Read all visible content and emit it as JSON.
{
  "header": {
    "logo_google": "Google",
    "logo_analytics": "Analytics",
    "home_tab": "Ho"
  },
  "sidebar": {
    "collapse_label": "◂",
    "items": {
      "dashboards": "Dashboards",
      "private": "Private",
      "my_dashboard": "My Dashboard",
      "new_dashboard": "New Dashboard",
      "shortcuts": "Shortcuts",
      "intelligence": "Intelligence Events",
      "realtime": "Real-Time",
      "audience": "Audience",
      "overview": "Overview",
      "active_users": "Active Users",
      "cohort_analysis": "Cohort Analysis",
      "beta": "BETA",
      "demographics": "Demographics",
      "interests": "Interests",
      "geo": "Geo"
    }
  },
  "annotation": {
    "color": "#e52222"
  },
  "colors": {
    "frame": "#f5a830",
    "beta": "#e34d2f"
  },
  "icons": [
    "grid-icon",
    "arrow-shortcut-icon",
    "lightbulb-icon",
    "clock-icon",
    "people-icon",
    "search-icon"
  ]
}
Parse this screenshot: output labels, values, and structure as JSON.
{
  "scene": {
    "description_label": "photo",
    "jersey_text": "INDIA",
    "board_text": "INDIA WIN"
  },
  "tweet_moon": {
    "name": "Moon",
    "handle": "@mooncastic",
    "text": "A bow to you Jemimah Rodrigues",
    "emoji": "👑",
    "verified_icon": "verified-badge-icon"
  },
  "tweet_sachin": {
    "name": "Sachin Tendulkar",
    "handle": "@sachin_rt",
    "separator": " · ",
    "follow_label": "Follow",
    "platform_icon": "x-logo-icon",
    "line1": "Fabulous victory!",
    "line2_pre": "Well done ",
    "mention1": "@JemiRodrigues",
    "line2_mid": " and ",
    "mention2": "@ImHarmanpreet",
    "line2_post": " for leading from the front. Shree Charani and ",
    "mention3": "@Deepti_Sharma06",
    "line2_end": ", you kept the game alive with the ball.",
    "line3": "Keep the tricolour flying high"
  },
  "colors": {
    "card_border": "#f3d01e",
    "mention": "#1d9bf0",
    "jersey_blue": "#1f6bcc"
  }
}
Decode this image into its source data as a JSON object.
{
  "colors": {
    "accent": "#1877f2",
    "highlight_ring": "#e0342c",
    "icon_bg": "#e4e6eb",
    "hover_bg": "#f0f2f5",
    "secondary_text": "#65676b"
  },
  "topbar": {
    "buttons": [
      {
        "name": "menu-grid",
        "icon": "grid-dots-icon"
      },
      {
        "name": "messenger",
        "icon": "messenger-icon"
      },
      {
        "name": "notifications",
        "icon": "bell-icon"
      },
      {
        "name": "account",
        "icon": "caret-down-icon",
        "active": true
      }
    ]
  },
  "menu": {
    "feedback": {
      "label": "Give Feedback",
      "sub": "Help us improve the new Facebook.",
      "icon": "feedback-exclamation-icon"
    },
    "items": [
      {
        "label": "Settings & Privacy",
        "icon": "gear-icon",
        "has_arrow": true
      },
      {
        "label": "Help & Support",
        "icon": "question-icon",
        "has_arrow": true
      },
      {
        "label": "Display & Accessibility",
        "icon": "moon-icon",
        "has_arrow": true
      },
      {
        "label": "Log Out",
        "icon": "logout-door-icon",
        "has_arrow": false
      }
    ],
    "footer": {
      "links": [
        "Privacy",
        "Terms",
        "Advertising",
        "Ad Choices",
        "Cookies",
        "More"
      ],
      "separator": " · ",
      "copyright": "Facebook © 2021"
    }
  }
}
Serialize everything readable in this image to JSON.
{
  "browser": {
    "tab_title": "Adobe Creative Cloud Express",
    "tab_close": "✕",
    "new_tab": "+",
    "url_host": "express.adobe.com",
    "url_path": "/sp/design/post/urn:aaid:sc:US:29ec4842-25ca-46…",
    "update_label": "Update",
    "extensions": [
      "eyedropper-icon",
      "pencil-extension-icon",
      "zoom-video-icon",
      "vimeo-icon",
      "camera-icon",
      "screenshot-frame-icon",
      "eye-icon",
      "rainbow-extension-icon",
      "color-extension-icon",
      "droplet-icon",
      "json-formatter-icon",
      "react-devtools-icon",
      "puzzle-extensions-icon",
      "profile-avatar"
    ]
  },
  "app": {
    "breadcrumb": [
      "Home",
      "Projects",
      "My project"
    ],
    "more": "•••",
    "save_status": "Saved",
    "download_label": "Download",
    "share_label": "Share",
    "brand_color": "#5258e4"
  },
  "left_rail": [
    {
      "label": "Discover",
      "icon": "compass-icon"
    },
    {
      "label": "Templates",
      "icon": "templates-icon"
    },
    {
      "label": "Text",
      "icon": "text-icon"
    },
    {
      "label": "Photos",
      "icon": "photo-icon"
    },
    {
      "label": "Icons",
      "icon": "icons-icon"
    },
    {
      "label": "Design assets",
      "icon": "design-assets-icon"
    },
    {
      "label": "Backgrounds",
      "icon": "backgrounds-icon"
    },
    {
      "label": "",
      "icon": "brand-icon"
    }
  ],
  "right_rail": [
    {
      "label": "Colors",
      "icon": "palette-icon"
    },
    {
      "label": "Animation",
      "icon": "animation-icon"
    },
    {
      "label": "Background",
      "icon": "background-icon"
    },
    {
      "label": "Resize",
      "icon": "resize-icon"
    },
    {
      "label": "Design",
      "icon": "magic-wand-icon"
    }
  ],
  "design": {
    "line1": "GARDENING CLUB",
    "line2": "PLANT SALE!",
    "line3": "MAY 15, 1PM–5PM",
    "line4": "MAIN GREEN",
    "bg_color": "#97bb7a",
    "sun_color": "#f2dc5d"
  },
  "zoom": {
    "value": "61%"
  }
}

EXERCISE OBJECTIVE - Repeat the data exactly. Leave nothing out.

OUTPUT BELOW -
Read all visible content and emit it as JSON.
{
  "header": {
    "logo_google": "Google",
    "logo_analytics": "Analytics",
    "home_tab": "Ho"
  },
  "sidebar": {
    "collapse_label": "◂",
    "items": {
      "dashboards": "Dashboards",
      "private": "Private",
      "my_dashboard": "My Dashboard",
      "new_dashboard": "New Dashboard",
      "shortcuts": "Shortcuts",
      "intelligence": "Intelligence Events",
      "realtime": "Real-Time",
      "audience": "Audience",
      "overview": "Overview",
      "active_users": "Active Users",
      "cohort_analysis": "Cohort Analysis",
      "beta": "BETA",
      "demographics": "Demographics",
      "interests": "Interests",
      "geo": "Geo"
    }
  },
  "annotation": {
    "color": "#e52222"
  },
  "colors": {
    "frame": "#f5a830",
    "beta": "#e34d2f"
  },
  "icons": [
    "grid-icon",
    "arrow-shortcut-icon",
    "lightbulb-icon",
    "clock-icon",
    "people-icon",
    "search-icon"
  ]
}
Parse this screenshot: output labels, values, and structure as JSON.
{
  "scene": {
    "description_label": "photo",
    "jersey_text": "INDIA",
    "board_text": "INDIA WIN"
  },
  "tweet_moon": {
    "name": "Moon",
    "handle": "@mooncastic",
    "text": "A bow to you Jemimah Rodrigues",
    "emoji": "👑",
    "verified_icon": "verified-badge-icon"
  },
  "tweet_sachin": {
    "name": "Sachin Tendulkar",
    "handle": "@sachin_rt",
    "separator": " · ",
    "follow_label": "Follow",
    "platform_icon": "x-logo-icon",
    "line1": "Fabulous victory!",
    "line2_pre": "Well done ",
    "mention1": "@JemiRodrigues",
    "line2_mid": " and ",
    "mention2": "@ImHarmanpreet",
    "line2_post": " for leading from the front. Shree Charani and ",
    "mention3": "@Deepti_Sharma06",
    "line2_end": ", you kept the game alive with the ball.",
    "line3": "Keep the tricolour flying high"
  },
  "colors": {
    "card_border": "#f3d01e",
    "mention": "#1d9bf0",
    "jersey_blue": "#1f6bcc"
  }
}
Decode this image into its source data as a JSON object.
{
  "colors": {
    "accent": "#1877f2",
    "highlight_ring": "#e0342c",
    "icon_bg": "#e4e6eb",
    "hover_bg": "#f0f2f5",
    "secondary_text": "#65676b"
  },
  "topbar": {
    "buttons": [
      {
        "name": "menu-grid",
        "icon": "grid-dots-icon"
      },
      {
        "name": "messenger",
        "icon": "messenger-icon"
      },
      {
        "name": "notifications",
        "icon": "bell-icon"
      },
      {
        "name": "account",
        "icon": "caret-down-icon",
        "active": true
      }
    ]
  },
  "menu": {
    "feedback": {
      "label": "Give Feedback",
      "sub": "Help us improve the new Facebook.",
      "icon": "feedback-exclamation-icon"
    },
    "items": [
      {
        "label": "Settings & Privacy",
        "icon": "gear-icon",
        "has_arrow": true
      },
      {
        "label": "Help & Support",
        "icon": "question-icon",
        "has_arrow": true
      },
      {
        "label": "Display & Accessibility",
        "icon": "moon-icon",
        "has_arrow": true
      },
      {
        "label": "Log Out",
        "icon": "logout-door-icon",
        "has_arrow": false
      }
    ],
    "footer": {
      "links": [
        "Privacy",
        "Terms",
        "Advertising",
        "Ad Choices",
        "Cookies",
        "More"
      ],
      "separator": " · ",
      "copyright": "Facebook © 2021"
    }
  }
}
Serialize everything readable in this image to JSON.
{
  "browser": {
    "tab_title": "Adobe Creative Cloud Express",
    "tab_close": "✕",
    "new_tab": "+",
    "url_host": "express.adobe.com",
    "url_path": "/sp/design/post/urn:aaid:sc:US:29ec4842-25ca-46…",
    "update_label": "Update",
    "extensions": [
      "eyedropper-icon",
      "pencil-extension-icon",
      "zoom-video-icon",
      "vimeo-icon",
      "camera-icon",
      "screenshot-frame-icon",
      "eye-icon",
      "rainbow-extension-icon",
      "color-extension-icon",
      "droplet-icon",
      "json-formatter-icon",
      "react-devtools-icon",
      "puzzle-extensions-icon",
      "profile-avatar"
    ]
  },
  "app": {
    "breadcrumb": [
      "Home",
      "Projects",
      "My project"
    ],
    "more": "•••",
    "save_status": "Saved",
    "download_label": "Download",
    "share_label": "Share",
    "brand_color": "#5258e4"
  },
  "left_rail": [
    {
      "label": "Discover",
      "icon": "compass-icon"
    },
    {
      "label": "Templates",
      "icon": "templates-icon"
    },
    {
      "label": "Text",
      "icon": "text-icon"
    },
    {
      "label": "Photos",
      "icon": "photo-icon"
    },
    {
      "label": "Icons",
      "icon": "icons-icon"
    },
    {
      "label": "Design assets",
      "icon": "design-assets-icon"
    },
    {
      "label": "Backgrounds",
      "icon": "backgrounds-icon"
    },
    {
      "label": "",
      "icon": "brand-icon"
    }
  ],
  "right_rail": [
    {
      "label": "Colors",
      "icon": "palette-icon"
    },
    {
      "label": "Animation",
      "icon": "animation-icon"
    },
    {
      "label": "Background",
      "icon": "background-icon"
    },
    {
      "label": "Resize",
      "icon": "resize-icon"
    },
    {
      "label": "Design",
      "icon": "magic-wand-icon"
    }
  ],
  "design": {
    "line1": "GARDENING CLUB",
    "line2": "PLANT SALE!",
    "line3": "MAY 15, 1PM–5PM",
    "line4": "MAIN GREEN",
    "bg_color": "#97bb7a",
    "sun_color": "#f2dc5d"
  },
  "zoom": {
    "value": "61%"
  }
}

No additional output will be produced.